(Figure contents as structured data)
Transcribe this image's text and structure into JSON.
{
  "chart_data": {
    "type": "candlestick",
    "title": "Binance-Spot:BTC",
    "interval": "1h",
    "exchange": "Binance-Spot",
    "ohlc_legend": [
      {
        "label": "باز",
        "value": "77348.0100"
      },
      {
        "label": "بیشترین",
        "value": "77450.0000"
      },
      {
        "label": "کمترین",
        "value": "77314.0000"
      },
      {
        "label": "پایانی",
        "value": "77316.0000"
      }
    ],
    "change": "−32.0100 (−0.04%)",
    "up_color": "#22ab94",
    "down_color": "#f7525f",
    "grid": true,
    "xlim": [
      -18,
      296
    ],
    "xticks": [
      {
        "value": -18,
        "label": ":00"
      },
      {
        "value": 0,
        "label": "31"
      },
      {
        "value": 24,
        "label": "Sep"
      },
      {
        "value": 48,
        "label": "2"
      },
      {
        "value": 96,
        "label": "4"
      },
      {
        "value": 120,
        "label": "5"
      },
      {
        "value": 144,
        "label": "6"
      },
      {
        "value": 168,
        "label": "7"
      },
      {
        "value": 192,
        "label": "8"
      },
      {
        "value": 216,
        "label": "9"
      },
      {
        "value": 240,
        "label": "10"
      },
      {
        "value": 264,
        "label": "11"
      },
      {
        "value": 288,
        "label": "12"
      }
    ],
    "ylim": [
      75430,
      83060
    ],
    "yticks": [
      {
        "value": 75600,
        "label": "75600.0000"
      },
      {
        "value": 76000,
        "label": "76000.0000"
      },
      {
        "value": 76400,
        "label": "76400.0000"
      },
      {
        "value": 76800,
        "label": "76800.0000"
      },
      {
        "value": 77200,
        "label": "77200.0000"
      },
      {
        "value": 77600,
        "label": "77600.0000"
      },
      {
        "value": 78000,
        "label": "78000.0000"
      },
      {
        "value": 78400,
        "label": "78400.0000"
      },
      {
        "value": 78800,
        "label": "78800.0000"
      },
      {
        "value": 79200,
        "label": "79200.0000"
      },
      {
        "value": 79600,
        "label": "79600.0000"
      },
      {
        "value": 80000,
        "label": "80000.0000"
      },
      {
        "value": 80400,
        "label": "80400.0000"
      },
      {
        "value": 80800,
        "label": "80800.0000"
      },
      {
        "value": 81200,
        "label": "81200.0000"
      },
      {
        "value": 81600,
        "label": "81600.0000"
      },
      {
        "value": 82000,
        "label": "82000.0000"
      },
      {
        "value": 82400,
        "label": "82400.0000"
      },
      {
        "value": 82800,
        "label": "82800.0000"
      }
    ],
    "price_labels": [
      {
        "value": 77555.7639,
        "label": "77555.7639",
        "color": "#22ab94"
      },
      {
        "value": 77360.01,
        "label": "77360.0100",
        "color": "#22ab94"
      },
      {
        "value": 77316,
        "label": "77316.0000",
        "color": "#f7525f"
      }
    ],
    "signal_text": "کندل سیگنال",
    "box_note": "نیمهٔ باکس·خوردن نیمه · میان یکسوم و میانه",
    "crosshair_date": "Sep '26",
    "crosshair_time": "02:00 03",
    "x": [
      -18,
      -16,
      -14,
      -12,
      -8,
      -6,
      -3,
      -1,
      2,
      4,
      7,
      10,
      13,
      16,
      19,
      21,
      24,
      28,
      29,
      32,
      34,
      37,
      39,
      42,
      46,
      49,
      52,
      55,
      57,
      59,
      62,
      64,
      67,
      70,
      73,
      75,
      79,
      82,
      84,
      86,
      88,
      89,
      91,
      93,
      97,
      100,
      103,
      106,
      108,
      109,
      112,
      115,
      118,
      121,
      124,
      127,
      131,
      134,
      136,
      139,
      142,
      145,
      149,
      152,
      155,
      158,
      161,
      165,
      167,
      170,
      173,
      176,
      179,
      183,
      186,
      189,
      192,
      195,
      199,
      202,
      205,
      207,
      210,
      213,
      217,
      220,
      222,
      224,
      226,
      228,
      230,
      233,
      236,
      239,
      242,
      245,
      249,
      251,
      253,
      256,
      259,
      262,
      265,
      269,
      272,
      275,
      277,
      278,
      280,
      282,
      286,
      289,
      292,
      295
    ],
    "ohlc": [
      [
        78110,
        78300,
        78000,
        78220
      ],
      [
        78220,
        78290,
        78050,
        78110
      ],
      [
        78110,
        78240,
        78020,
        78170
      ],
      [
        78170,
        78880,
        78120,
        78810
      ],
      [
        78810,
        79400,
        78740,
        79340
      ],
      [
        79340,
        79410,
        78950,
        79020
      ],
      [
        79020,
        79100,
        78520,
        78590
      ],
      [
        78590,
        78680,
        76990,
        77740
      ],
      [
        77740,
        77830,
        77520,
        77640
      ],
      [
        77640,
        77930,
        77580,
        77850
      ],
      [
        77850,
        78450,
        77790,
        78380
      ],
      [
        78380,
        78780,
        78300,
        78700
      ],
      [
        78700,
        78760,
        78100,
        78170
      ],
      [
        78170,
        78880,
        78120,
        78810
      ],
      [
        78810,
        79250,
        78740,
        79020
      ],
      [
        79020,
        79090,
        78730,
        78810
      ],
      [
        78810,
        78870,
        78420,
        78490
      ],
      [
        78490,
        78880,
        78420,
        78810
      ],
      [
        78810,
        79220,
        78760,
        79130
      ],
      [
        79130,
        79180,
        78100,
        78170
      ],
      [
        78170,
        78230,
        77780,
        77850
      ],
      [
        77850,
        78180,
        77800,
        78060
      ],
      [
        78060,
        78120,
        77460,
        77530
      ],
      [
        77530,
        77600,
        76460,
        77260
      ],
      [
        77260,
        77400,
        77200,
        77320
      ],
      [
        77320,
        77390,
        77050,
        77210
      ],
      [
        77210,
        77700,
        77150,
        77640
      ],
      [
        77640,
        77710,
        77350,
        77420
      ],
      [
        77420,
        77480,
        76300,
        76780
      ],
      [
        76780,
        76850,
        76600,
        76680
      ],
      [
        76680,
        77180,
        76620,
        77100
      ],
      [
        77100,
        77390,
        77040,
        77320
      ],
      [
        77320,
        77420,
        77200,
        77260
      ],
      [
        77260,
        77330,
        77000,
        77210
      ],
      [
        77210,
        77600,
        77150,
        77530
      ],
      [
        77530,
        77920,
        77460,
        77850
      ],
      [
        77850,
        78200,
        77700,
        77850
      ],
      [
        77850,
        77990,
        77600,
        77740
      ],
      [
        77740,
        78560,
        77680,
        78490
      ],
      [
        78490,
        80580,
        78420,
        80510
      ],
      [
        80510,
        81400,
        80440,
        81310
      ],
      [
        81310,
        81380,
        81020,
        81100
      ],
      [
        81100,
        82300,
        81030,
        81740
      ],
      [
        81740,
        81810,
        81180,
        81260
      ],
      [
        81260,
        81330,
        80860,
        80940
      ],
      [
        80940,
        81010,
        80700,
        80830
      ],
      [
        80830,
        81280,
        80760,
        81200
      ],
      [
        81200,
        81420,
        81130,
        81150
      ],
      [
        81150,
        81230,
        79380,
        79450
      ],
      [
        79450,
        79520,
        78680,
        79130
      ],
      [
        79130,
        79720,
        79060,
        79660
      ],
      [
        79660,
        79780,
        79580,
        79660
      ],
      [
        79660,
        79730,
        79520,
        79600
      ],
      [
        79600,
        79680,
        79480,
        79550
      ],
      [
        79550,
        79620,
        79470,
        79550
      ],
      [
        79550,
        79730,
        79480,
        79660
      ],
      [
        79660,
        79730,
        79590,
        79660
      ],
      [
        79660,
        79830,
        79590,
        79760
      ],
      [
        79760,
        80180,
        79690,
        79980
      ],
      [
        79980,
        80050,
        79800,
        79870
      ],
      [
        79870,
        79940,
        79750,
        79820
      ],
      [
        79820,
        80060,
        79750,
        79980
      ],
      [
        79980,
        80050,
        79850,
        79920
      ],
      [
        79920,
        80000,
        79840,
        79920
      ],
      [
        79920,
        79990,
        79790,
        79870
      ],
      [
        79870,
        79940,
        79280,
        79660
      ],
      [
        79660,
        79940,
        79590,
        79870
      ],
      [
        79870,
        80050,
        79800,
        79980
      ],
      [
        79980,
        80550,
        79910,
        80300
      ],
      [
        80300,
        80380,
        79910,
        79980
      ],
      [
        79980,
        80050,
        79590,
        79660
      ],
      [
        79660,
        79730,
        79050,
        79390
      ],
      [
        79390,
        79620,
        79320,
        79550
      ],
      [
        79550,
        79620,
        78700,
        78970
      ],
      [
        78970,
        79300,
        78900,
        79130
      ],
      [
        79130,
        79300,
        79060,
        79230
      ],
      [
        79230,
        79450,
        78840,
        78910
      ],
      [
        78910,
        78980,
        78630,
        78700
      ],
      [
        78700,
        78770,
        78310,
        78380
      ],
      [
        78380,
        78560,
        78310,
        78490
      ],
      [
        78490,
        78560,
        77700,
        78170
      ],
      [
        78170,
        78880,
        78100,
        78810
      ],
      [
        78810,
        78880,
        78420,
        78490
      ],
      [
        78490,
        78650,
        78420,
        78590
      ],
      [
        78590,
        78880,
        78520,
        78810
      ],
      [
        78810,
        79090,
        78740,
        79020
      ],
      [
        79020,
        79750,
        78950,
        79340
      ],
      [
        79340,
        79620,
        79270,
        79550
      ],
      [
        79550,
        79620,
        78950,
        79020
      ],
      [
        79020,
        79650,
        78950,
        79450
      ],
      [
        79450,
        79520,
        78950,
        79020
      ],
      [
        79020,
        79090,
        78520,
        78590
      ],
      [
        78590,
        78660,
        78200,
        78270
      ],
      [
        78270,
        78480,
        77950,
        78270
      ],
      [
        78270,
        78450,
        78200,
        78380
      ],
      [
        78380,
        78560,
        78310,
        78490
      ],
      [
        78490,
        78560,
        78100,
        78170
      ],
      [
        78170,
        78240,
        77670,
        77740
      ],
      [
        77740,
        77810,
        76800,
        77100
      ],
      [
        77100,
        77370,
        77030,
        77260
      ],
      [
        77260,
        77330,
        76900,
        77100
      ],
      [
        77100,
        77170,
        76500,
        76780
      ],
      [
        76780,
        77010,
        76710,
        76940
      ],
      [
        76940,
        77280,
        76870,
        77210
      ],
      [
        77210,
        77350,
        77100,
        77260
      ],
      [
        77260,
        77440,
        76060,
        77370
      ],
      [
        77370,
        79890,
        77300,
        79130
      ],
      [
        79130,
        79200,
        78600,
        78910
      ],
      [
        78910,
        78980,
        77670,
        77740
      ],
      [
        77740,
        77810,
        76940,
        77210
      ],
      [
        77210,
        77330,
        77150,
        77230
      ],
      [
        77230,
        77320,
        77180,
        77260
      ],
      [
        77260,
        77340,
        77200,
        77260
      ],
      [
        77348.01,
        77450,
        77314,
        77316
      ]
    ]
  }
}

**Required work**
Count the lines above in which the word "Spot" appears, then state only that count.

**Answer to the task**
2